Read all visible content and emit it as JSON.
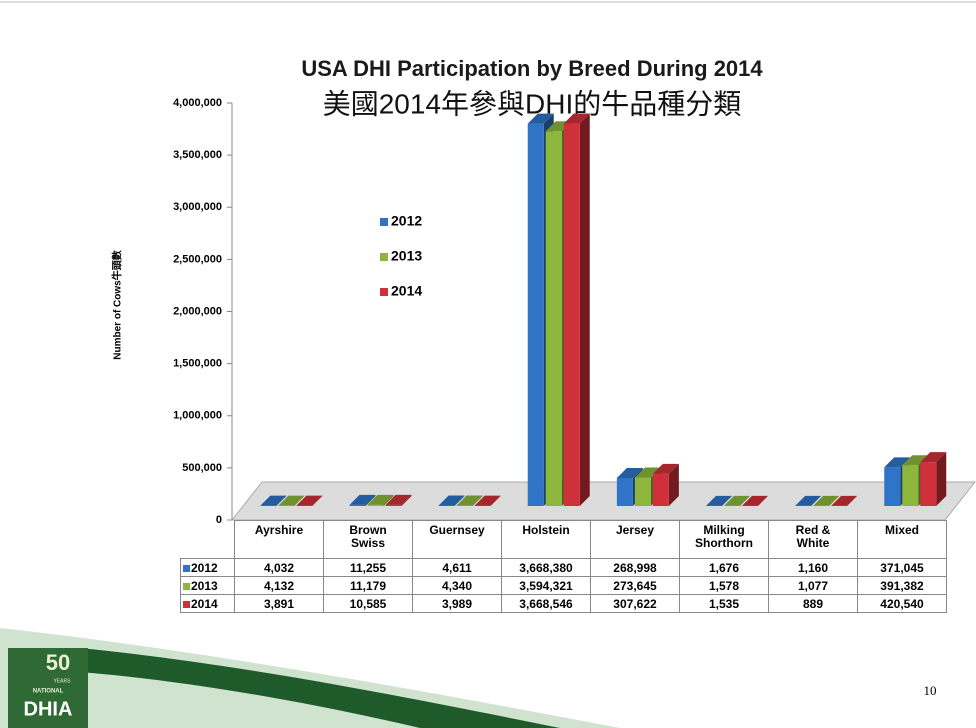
{
  "chart_data": {
    "type": "bar",
    "title": "USA DHI Participation by Breed During 2014",
    "subtitle": "美國2014年參與DHI的牛品種分類",
    "y_label": "Number of Cows牛頭數",
    "categories": [
      "Ayrshire",
      "Brown Swiss",
      "Guernsey",
      "Holstein",
      "Jersey",
      "Milking Shorthorn",
      "Red & White",
      "Mixed"
    ],
    "series": [
      {
        "name": "2012",
        "color": "#2f74c6",
        "values": [
          4032,
          11255,
          4611,
          3668380,
          268998,
          1676,
          1160,
          371045
        ],
        "value_labels": [
          "4,032",
          "11,255",
          "4,611",
          "3,668,380",
          "268,998",
          "1,676",
          "1,160",
          "371,045"
        ]
      },
      {
        "name": "2013",
        "color": "#8cb63c",
        "values": [
          4132,
          11179,
          4340,
          3594321,
          273645,
          1578,
          1077,
          391382
        ],
        "value_labels": [
          "4,132",
          "11,179",
          "4,340",
          "3,594,321",
          "273,645",
          "1,578",
          "1,077",
          "391,382"
        ]
      },
      {
        "name": "2014",
        "color": "#d0303a",
        "values": [
          3891,
          10585,
          3989,
          3668546,
          307622,
          1535,
          889,
          420540
        ],
        "value_labels": [
          "3,891",
          "10,585",
          "3,989",
          "3,668,546",
          "307,622",
          "1,535",
          "889",
          "420,540"
        ]
      }
    ],
    "ylim": [
      0,
      4000000
    ],
    "yticks": [
      0,
      {
        "value": 500000,
        "label": "500,000"
      },
      {
        "value": 1000000,
        "label": "1,000,000"
      },
      {
        "value": 1500000,
        "label": "1,500,000"
      },
      {
        "value": 2000000,
        "label": "2,000,000"
      },
      {
        "value": 2500000,
        "label": "2,500,000"
      },
      {
        "value": 3000000,
        "label": "3,000,000"
      },
      {
        "value": 3500000,
        "label": "3,500,000"
      },
      {
        "value": 4000000,
        "label": "4,000,000"
      }
    ],
    "legend": "upper left",
    "data_table": true
  },
  "page_number": "10",
  "logo": {
    "number": "50",
    "years": "YEARS",
    "national": "NATIONAL",
    "name": "DHIA"
  }
}
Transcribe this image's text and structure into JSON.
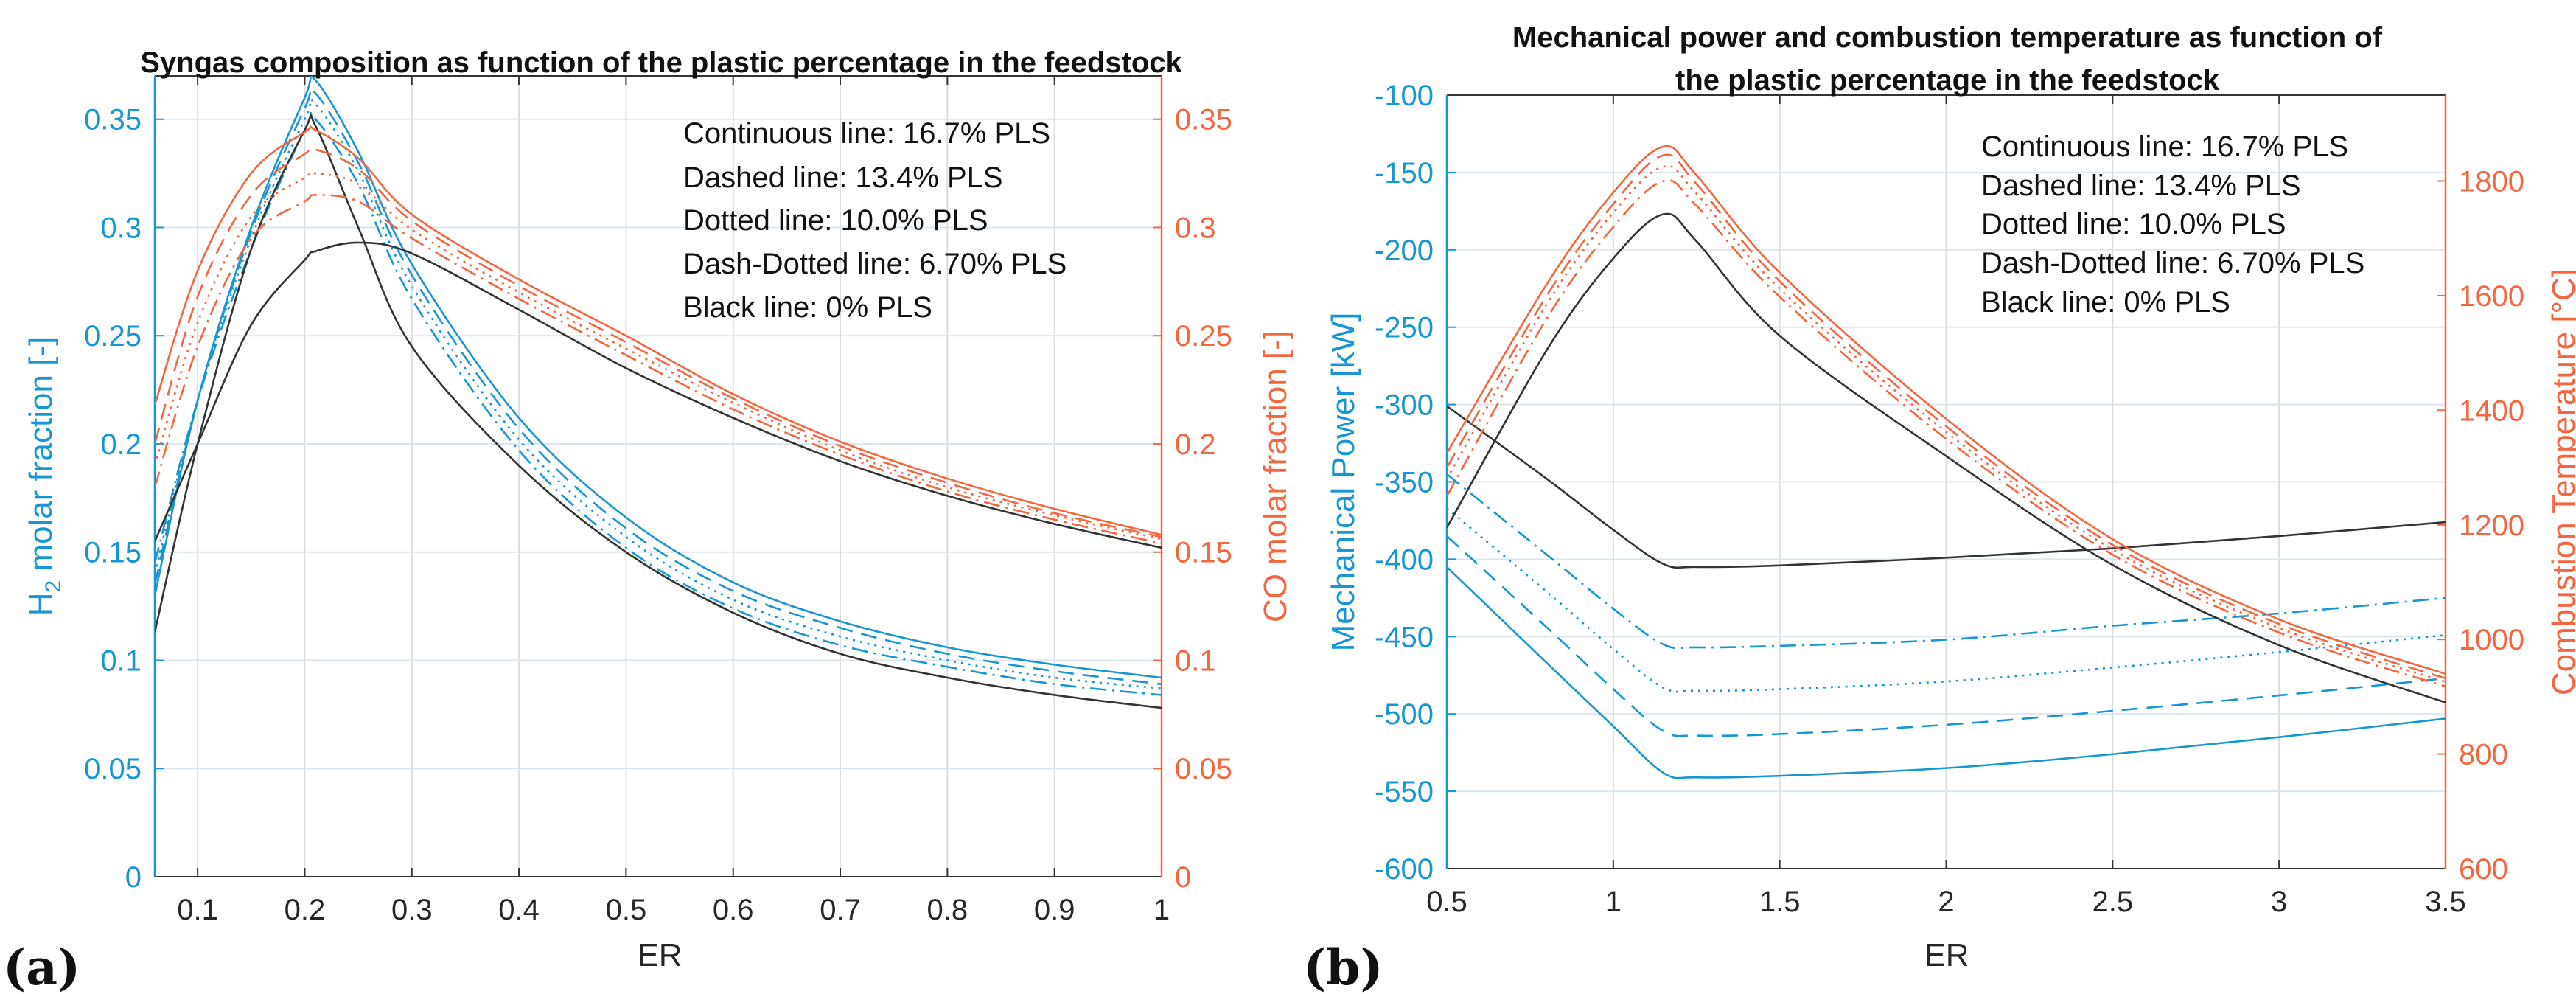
━━━━━━━━━━━━━━━━━━━━━━━━━━━━━━
> [PROMPT]
Transcribe the records word for word and include no pictures.

> [EXERCISE ANSWER]
Read all visible content and emit it as JSON.
{
  "chart_data": {
    "type": "bar",
    "title": "USA DHI Participation by Breed During 2014",
    "subtitle": "美國2014年參與DHI的牛品種分類",
    "y_label": "Number of Cows牛頭數",
    "categories": [
      "Ayrshire",
      "Brown Swiss",
      "Guernsey",
      "Holstein",
      "Jersey",
      "Milking Shorthorn",
      "Red & White",
      "Mixed"
    ],
    "series": [
      {
        "name": "2012",
        "color": "#2f74c6",
        "values": [
          4032,
          11255,
          4611,
          3668380,
          268998,
          1676,
          1160,
          371045
        ],
        "value_labels": [
          "4,032",
          "11,255",
          "4,611",
          "3,668,380",
          "268,998",
          "1,676",
          "1,160",
          "371,045"
        ]
      },
      {
        "name": "2013",
        "color": "#8cb63c",
        "values": [
          4132,
          11179,
          4340,
          3594321,
          273645,
          1578,
          1077,
          391382
        ],
        "value_labels": [
          "4,132",
          "11,179",
          "4,340",
          "3,594,321",
          "273,645",
          "1,578",
          "1,077",
          "391,382"
        ]
      },
      {
        "name": "2014",
        "color": "#d0303a",
        "values": [
          3891,
          10585,
          3989,
          3668546,
          307622,
          1535,
          889,
          420540
        ],
        "value_labels": [
          "3,891",
          "10,585",
          "3,989",
          "3,668,546",
          "307,622",
          "1,535",
          "889",
          "420,540"
        ]
      }
    ],
    "ylim": [
      0,
      4000000
    ],
    "yticks": [
      0,
      {
        "value": 500000,
        "label": "500,000"
      },
      {
        "value": 1000000,
        "label": "1,000,000"
      },
      {
        "value": 1500000,
        "label": "1,500,000"
      },
      {
        "value": 2000000,
        "label": "2,000,000"
      },
      {
        "value": 2500000,
        "label": "2,500,000"
      },
      {
        "value": 3000000,
        "label": "3,000,000"
      },
      {
        "value": 3500000,
        "label": "3,500,000"
      },
      {
        "value": 4000000,
        "label": "4,000,000"
      }
    ],
    "legend": "upper left",
    "data_table": true
  },
  "page_number": "10",
  "logo": {
    "number": "50",
    "years": "YEARS",
    "national": "NATIONAL",
    "name": "DHIA"
  }
}
Transcribe this image's text and structure into JSON.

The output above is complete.